### Exercise directions
In the transcript below on how a parent would respond if their children were harmed, copy the passage word for word, starting with "How would I" and going on through "of law first.".

You would probably better off taking it into your own hands and just being one of the people who went crazy and everybody laughed at and whatever else.
Now, for the sake of my legal standing, we're not condoning this, okay?
There are many victims out there with fathers, so don't do that.
But with that said, it is...
And don't take this video down YouTube.
Let me translate what you just said.
I mean, it is a helpful thought exercise.
So, I mean, maybe it's sick, maybe it's not.
I often think about what I would do if my children were hurt, like especially while
they're under my care and protection.
If there's a car accident on the way to school, if they get kidnapped, if they're, whatever,
sometimes if they're playing on a playground and they break an arm and I'm sitting there
on the bench versus if I'm at work.
Like I have these thoughts and I wonder what would I do?
How would I feel about it, et cetera, et cetera?
And by and large, just because of my experience in government, where it boils down for me is
if somebody takes criminal action against my kids, I will try, depending on the situation,
to follow the court of law first.
But I don't have a lot of faith in our courts.
And I definitely don't have a lot of faith in the speed of our judicial process.
And I thirdly have almost no faith once.
larger elements start to get involved, right?
So if you've seen any of the massive cases lately,
I would hope that you'd kind of realize that there's a kink in the armor,
maybe a few kinks in the armor, right?
Did he walked away, largely unscathed?

### Source material
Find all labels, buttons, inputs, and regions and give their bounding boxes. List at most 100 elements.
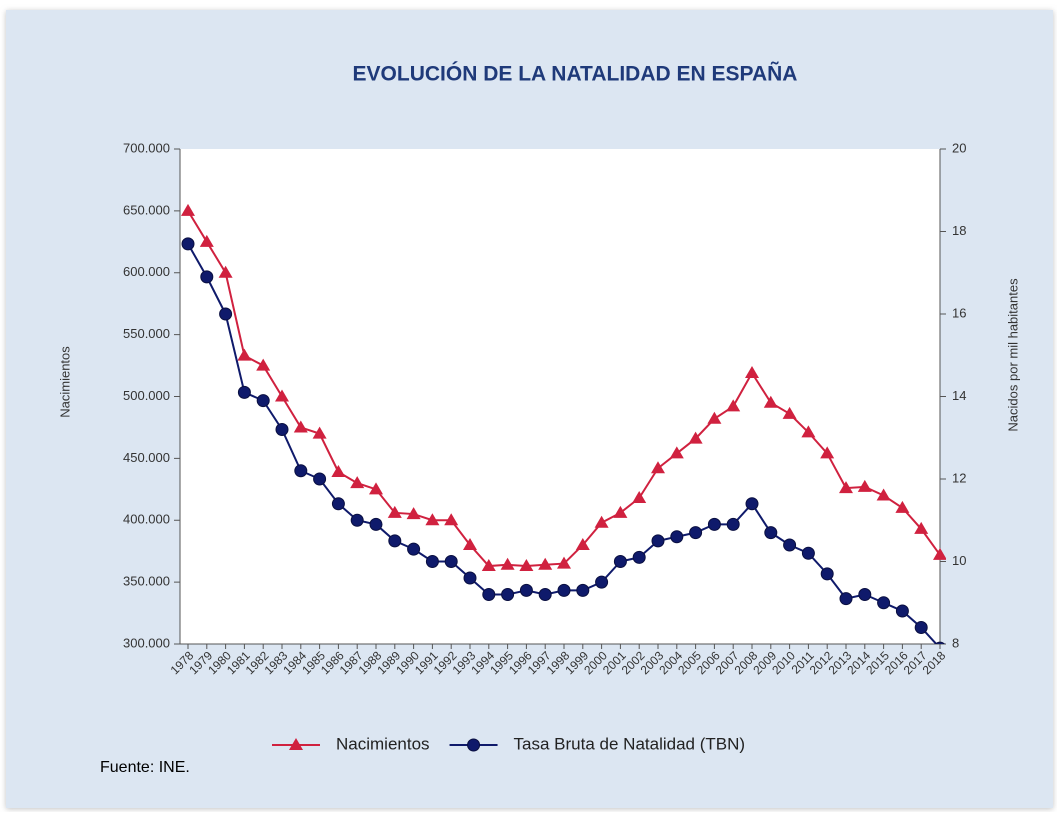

### Solution to the problem
How would I feel about it, et cetera, et cetera?
And by and large, just because of my experience in government, where it boils down for me is
if somebody takes criminal action against my kids, I will try, depending on the situation,
to follow the court of law first.